Aim —
Work out how many lines of the data hold the string "Kick", and reply with that number alone.

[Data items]
━━━━━━━━━━━━━━━━━━━━

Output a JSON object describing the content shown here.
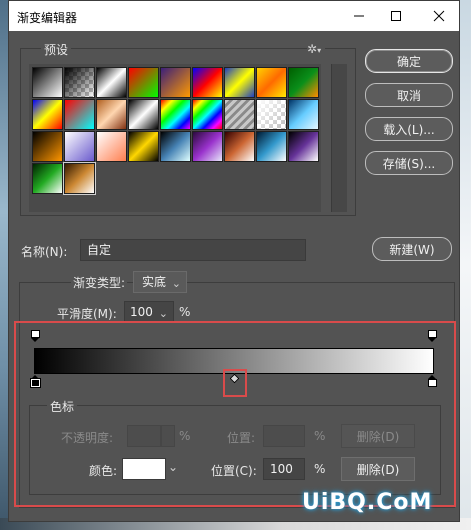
{
  "window": {
    "title": "渐变编辑器",
    "minimize_icon": "minimize-icon",
    "maximize_icon": "maximize-icon",
    "close_icon": "close-icon"
  },
  "presets": {
    "label": "预设",
    "menu_icon": "gear-icon",
    "swatches": [
      "linear-gradient(135deg,#000 0%,#fff 100%)",
      "linear-gradient(135deg,#000 0%,rgba(0,0,0,0) 100%)",
      "linear-gradient(135deg,#000 0%,#fff 50%,#000 100%)",
      "linear-gradient(135deg,#ff0000 0%,#00ff00 100%)",
      "linear-gradient(135deg,#3b1f7a 0%,#ff9a00 100%)",
      "linear-gradient(135deg,#0000ff 0%,#ff0000 50%,#ffff00 100%)",
      "linear-gradient(135deg,#1f3fbf 0%,#ffff00 50%,#1f3fbf 100%)",
      "linear-gradient(135deg,#ffd200 0%,#ff6a00 50%,#ffea00 100%)",
      "linear-gradient(135deg,#005f00 0%,#0a8f1a 50%,#ff8c00 100%)",
      "linear-gradient(135deg,#0000ff 0%,#ffff00 50%,#ff0000 100%)",
      "linear-gradient(135deg,#ff0000 0%,#00ffff 100%)",
      "linear-gradient(135deg,#b06020 0%,#ffd6b0 50%,#803010 100%)",
      "linear-gradient(135deg,#000 0%,#ffffff 50%,#000 100%)",
      "linear-gradient(135deg,#ff0000,#ffff00,#00ff00,#00ffff,#0000ff,#ff00ff)",
      "linear-gradient(135deg,#ff0000,#ffff00,#00ff00,#00ffff,#0000ff,#ff00ff,#ff0000)",
      "repeating-linear-gradient(135deg,#c8c8c8 0 3px,#8a8a8a 3px 6px)",
      "linear-gradient(135deg,#ffffff 0%,rgba(255,255,255,0) 100%)",
      "linear-gradient(135deg,#003366 0%,#66ccff 50%,#e6f7ff 100%)",
      "linear-gradient(135deg,#000 0%,#ff9600 100%)",
      "linear-gradient(135deg,#ffffff 0%,#6a5acd 100%)",
      "linear-gradient(135deg,#ffffff 0%,#ff7f50 100%)",
      "linear-gradient(135deg,#000 0%,#ffd700 50%,#000 100%)",
      "linear-gradient(135deg,#000 0%,#4682b4 50%,#e0ffff 100%)",
      "linear-gradient(135deg,#2b0a3d 0%,#9932cc 50%,#e6e6fa 100%)",
      "linear-gradient(135deg,#330000 0%,#cc6633 50%,#ffffff 100%)",
      "linear-gradient(135deg,#001a33 0%,#3399cc 50%,#ffffff 100%)",
      "linear-gradient(135deg,#000 0%,#663399 50%,#ffffff 100%)",
      "linear-gradient(135deg,#002200 0%,#22aa22 50%,#ffffff 100%)",
      "linear-gradient(135deg,#331a00 0%,#cc8833 50%,#ffffff 100%)"
    ]
  },
  "buttons": {
    "ok": "确定",
    "cancel": "取消",
    "load": "载入(L)...",
    "save": "存储(S)...",
    "new": "新建(W)"
  },
  "name": {
    "label": "名称(N):",
    "value": "自定"
  },
  "gradient_type": {
    "label": "渐变类型:",
    "value": "实底"
  },
  "smoothness": {
    "label": "平滑度(M):",
    "value": "100",
    "unit": "%"
  },
  "color_stops": {
    "group_label": "色标",
    "opacity_label": "不透明度:",
    "opacity_value": "",
    "opacity_unit": "%",
    "opacity_position_label": "位置:",
    "opacity_position_value": "",
    "opacity_position_unit": "%",
    "opacity_delete": "删除(D)",
    "color_label": "颜色:",
    "color_value": "#ffffff",
    "position_label": "位置(C):",
    "position_value": "100",
    "position_unit": "%",
    "delete": "删除(D)"
  },
  "gradient": {
    "start_color": "#000000",
    "end_color": "#ffffff",
    "midpoint_percent": 50
  },
  "watermark": "UiBQ.CoM"
}
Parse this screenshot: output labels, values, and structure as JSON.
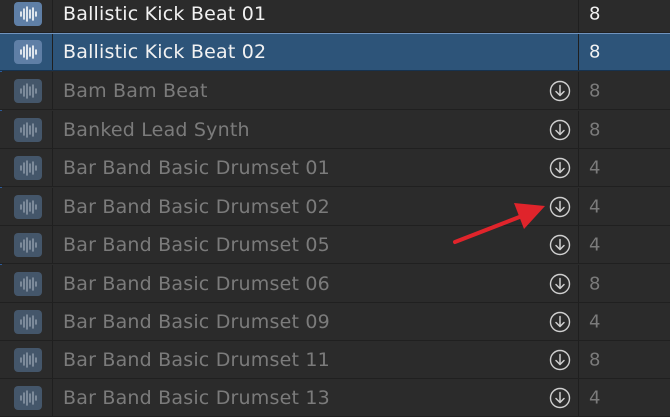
{
  "rows": [
    {
      "name": "Ballistic Kick Beat 01",
      "count": "8",
      "state": "installed",
      "selected": false
    },
    {
      "name": "Ballistic Kick Beat 02",
      "count": "8",
      "state": "installed",
      "selected": true
    },
    {
      "name": "Bam Bam Beat",
      "count": "8",
      "state": "missing",
      "selected": false
    },
    {
      "name": "Banked Lead Synth",
      "count": "8",
      "state": "missing",
      "selected": false
    },
    {
      "name": "Bar Band Basic Drumset 01",
      "count": "4",
      "state": "missing",
      "selected": false
    },
    {
      "name": "Bar Band Basic Drumset 02",
      "count": "4",
      "state": "missing",
      "selected": false
    },
    {
      "name": "Bar Band Basic Drumset 05",
      "count": "4",
      "state": "missing",
      "selected": false
    },
    {
      "name": "Bar Band Basic Drumset 06",
      "count": "8",
      "state": "missing",
      "selected": false
    },
    {
      "name": "Bar Band Basic Drumset 09",
      "count": "4",
      "state": "missing",
      "selected": false
    },
    {
      "name": "Bar Band Basic Drumset 11",
      "count": "8",
      "state": "missing",
      "selected": false
    },
    {
      "name": "Bar Band Basic Drumset 13",
      "count": "4",
      "state": "missing",
      "selected": false
    }
  ],
  "icons": {
    "row_icon": "audio-waveform-icon",
    "download": "download-arrow-circle-icon",
    "annotation": "red-arrow"
  },
  "colors": {
    "selected_row": "#2d5479",
    "annotation_arrow": "#e0242b"
  }
}
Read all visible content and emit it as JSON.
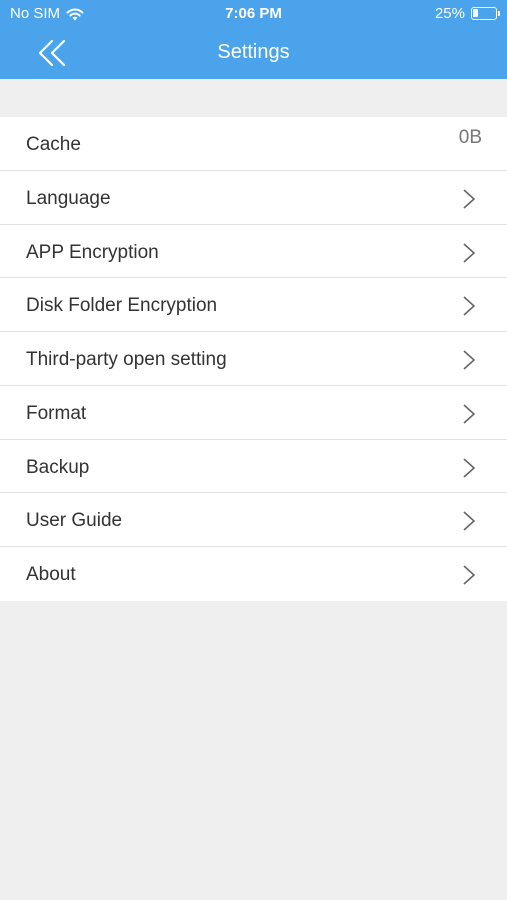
{
  "status_bar": {
    "carrier": "No SIM",
    "time": "7:06 PM",
    "battery_percent": "25%",
    "battery_level": 0.25
  },
  "navbar": {
    "title": "Settings",
    "back_icon": "double-chevron-left-icon"
  },
  "colors": {
    "header": "#4aa3eb",
    "background": "#efefef",
    "row_background": "#ffffff"
  },
  "settings": {
    "cache": {
      "label": "Cache",
      "value": "0B"
    },
    "language": {
      "label": "Language"
    },
    "app_encryption": {
      "label": "APP Encryption"
    },
    "disk_folder_encryption": {
      "label": "Disk Folder Encryption"
    },
    "third_party": {
      "label": "Third-party open setting"
    },
    "format": {
      "label": "Format"
    },
    "backup": {
      "label": "Backup"
    },
    "user_guide": {
      "label": "User Guide"
    },
    "about": {
      "label": "About"
    }
  }
}
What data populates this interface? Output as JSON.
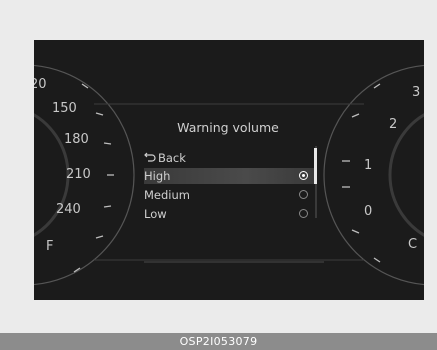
{
  "cluster": {
    "left_gauge": {
      "labels": [
        "20",
        "150",
        "180",
        "210",
        "240",
        "F"
      ]
    },
    "right_gauge": {
      "labels": [
        "3",
        "2",
        "1",
        "0",
        "C"
      ]
    }
  },
  "menu": {
    "title": "Warning volume",
    "back_label": "Back",
    "items": [
      {
        "label": "High",
        "selected": true
      },
      {
        "label": "Medium",
        "selected": false
      },
      {
        "label": "Low",
        "selected": false
      }
    ]
  },
  "caption": "OSP2I053079"
}
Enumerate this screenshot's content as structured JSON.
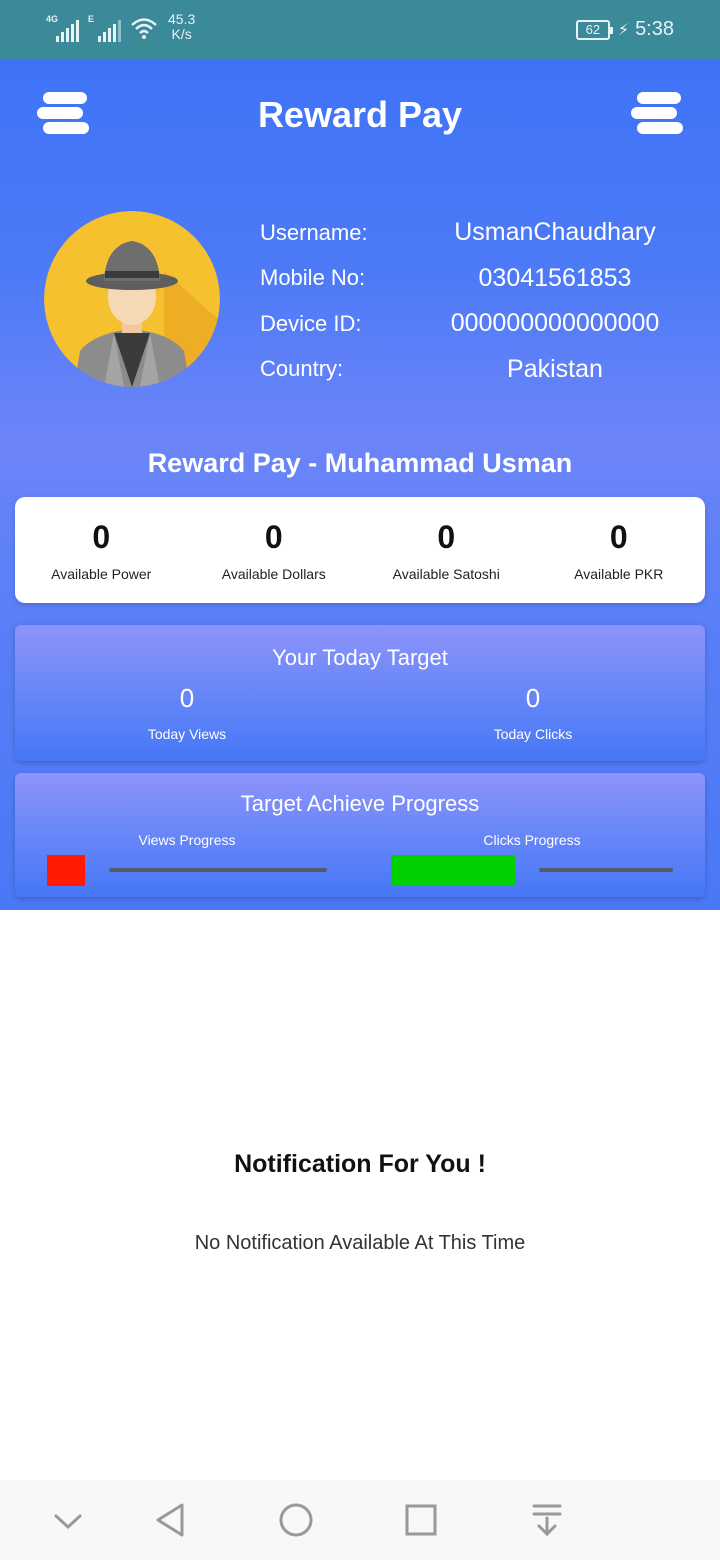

━━━━━━━━━━━━━━━━━━━━

The solution —
2